- WHAT YOU ARE ASKED TO DO -
Scan the listing below. Report each line that includes "plain".

- ROWS -

☆ ☆ ☆ ☆ ☆ ☆ ☆

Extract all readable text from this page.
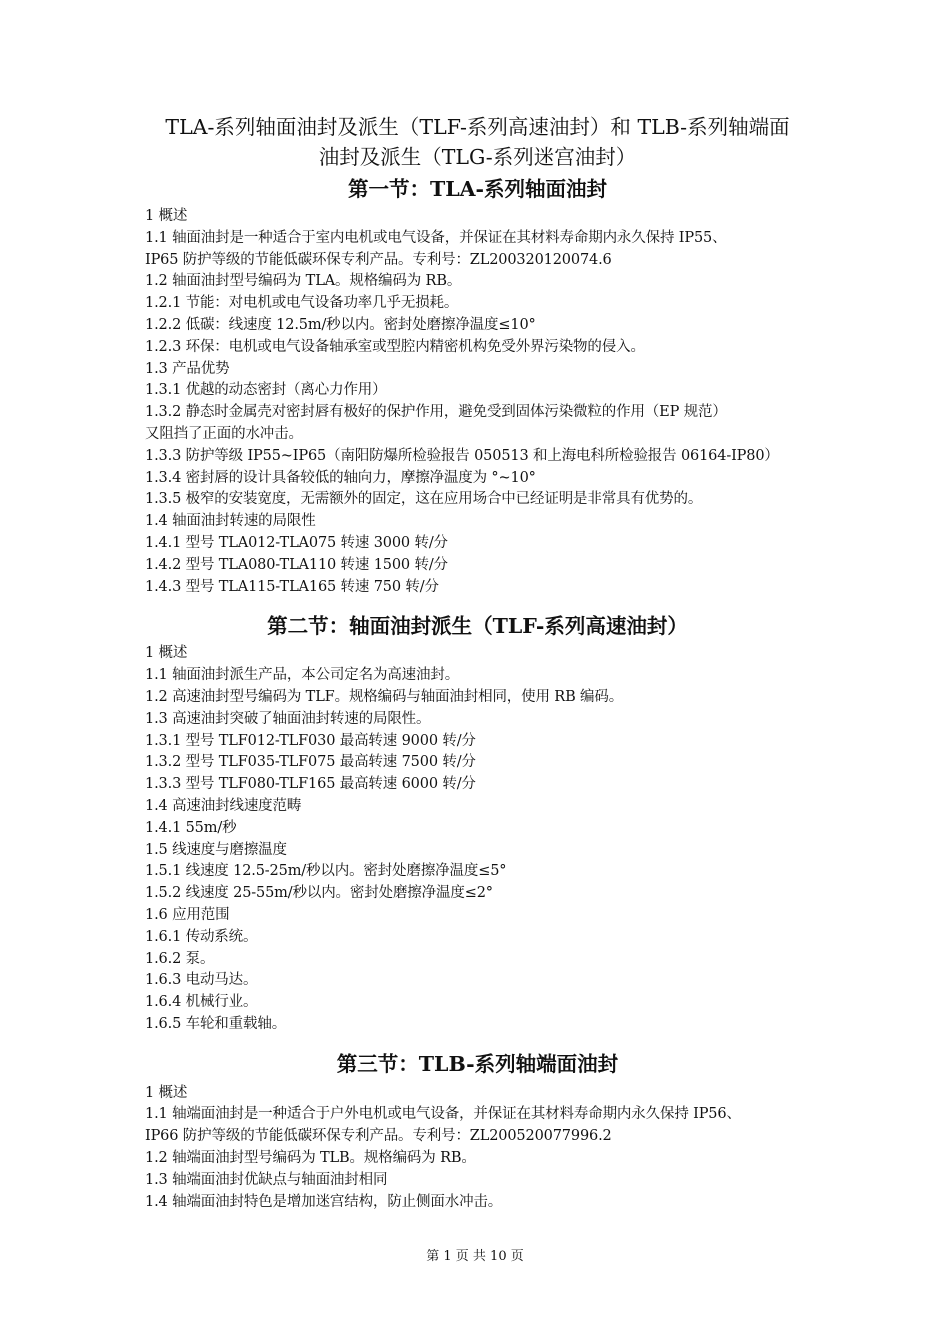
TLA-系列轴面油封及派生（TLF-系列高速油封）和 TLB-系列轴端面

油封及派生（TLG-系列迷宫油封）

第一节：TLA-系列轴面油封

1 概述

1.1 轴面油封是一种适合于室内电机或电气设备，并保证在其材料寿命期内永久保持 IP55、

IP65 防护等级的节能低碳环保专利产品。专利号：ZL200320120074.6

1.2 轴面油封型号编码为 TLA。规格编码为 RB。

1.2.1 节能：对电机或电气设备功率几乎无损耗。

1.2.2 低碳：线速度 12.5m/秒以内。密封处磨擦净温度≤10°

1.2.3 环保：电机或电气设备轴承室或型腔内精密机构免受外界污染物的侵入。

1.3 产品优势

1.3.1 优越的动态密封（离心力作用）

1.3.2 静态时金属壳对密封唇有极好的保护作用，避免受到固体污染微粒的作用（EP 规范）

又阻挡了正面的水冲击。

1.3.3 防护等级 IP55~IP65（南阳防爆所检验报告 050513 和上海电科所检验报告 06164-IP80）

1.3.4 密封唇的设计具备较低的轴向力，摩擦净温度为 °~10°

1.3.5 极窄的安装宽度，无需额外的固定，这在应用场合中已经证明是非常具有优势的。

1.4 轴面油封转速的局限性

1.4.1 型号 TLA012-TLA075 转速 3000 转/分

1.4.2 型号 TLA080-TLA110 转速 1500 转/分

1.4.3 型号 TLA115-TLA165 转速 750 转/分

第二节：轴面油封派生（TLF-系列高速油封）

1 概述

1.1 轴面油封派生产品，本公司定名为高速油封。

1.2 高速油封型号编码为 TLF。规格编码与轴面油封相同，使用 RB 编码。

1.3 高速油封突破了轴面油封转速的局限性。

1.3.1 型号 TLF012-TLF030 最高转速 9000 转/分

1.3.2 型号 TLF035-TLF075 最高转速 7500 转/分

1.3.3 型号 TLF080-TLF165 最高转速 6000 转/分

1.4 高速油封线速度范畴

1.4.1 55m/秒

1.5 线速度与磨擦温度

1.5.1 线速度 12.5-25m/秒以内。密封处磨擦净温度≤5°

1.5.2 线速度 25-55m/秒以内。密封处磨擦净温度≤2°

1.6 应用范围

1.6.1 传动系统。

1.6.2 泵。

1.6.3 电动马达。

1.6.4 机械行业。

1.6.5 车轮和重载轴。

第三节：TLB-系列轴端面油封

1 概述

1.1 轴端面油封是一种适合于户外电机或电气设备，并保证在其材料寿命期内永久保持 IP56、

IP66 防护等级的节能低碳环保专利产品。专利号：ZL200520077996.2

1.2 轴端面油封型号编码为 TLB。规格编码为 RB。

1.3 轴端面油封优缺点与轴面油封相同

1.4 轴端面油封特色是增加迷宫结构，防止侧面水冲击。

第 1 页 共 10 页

☆ ☆ ☆ ☆ ☆ ☆ ☆

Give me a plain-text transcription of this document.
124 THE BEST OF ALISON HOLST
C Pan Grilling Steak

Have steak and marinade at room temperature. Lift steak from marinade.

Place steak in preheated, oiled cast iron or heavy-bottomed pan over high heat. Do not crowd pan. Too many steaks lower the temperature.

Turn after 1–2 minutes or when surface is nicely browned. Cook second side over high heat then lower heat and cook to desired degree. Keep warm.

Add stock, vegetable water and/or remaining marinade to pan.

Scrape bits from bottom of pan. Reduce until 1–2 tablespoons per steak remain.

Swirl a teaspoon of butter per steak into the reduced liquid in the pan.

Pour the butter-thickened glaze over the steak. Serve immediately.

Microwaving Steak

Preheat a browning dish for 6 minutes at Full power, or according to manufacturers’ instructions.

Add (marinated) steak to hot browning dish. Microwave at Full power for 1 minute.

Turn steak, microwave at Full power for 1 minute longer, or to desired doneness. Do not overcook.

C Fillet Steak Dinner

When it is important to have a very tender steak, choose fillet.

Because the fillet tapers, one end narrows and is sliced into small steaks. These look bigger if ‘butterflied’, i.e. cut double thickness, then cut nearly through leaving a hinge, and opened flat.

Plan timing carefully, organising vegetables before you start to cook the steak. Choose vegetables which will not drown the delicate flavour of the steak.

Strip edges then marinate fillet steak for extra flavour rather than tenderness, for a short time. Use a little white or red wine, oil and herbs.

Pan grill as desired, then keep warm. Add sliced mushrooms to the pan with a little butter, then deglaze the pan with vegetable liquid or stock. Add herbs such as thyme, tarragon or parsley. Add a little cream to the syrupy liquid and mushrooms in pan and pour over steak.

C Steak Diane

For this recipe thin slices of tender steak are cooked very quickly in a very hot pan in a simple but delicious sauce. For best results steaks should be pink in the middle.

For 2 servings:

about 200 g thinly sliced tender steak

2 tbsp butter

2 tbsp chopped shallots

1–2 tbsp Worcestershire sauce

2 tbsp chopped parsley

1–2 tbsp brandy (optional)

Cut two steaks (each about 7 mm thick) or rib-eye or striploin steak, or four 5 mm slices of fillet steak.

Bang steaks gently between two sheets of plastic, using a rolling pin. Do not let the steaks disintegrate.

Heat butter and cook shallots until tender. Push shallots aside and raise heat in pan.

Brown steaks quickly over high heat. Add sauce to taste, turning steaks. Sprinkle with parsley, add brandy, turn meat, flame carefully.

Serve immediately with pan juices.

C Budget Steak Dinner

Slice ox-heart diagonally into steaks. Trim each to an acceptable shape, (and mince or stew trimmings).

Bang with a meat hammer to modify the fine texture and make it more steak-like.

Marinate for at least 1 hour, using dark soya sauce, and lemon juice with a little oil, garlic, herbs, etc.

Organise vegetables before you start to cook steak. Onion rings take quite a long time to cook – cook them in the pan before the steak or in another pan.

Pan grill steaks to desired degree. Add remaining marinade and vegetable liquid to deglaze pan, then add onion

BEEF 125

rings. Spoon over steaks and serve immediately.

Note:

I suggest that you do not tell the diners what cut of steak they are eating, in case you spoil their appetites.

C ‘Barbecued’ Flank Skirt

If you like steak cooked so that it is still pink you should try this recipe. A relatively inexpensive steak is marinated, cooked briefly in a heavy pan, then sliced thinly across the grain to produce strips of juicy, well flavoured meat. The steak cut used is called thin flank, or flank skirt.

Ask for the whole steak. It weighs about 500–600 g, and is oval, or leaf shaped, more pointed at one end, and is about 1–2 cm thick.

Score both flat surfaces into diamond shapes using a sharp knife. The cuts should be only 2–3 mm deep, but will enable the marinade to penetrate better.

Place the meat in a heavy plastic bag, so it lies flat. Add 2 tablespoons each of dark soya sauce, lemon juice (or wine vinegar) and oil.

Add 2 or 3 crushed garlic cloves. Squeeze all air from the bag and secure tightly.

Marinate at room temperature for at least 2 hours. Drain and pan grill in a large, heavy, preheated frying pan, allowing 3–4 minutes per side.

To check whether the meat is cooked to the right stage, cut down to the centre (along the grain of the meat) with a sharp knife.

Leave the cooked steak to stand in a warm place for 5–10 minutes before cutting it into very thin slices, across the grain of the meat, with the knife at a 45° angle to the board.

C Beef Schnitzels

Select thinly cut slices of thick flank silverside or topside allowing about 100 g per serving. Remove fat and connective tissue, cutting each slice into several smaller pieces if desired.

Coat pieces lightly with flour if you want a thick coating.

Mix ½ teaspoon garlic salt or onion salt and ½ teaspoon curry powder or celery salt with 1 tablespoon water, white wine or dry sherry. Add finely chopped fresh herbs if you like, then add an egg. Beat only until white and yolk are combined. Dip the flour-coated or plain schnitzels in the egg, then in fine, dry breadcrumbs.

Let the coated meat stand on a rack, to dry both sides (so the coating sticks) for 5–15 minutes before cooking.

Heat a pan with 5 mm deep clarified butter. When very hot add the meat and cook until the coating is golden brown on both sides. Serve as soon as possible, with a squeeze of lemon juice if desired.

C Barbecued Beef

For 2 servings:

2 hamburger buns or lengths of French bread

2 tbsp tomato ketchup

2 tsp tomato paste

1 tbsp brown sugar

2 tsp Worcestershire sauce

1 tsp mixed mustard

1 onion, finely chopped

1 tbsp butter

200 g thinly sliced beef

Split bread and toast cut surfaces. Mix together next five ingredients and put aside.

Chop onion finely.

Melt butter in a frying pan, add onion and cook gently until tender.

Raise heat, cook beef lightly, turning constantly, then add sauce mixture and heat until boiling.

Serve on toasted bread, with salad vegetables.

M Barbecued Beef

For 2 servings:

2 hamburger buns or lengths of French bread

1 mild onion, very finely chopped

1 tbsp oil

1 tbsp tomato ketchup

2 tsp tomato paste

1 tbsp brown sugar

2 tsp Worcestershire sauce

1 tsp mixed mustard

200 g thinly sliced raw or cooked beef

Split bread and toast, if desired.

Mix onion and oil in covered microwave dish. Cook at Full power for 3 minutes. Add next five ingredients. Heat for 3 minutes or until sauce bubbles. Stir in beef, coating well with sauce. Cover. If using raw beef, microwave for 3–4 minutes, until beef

☆ ☆ ☆ ☆ ☆ ☆ ☆

- OUTPUT FOR THIS EXERCISE -
Give me a plain-text transcription of this document.
Mix ½ teaspoon garlic salt or onion salt and ½ teaspoon curry powder or celery salt with 1 tablespoon water, white wine or dry sherry. Add finely chopped fresh herbs if you like, then add an egg. Beat only until white and yolk are combined. Dip the flour-coated or plain schnitzels in the egg, then in fine, dry breadcrumbs.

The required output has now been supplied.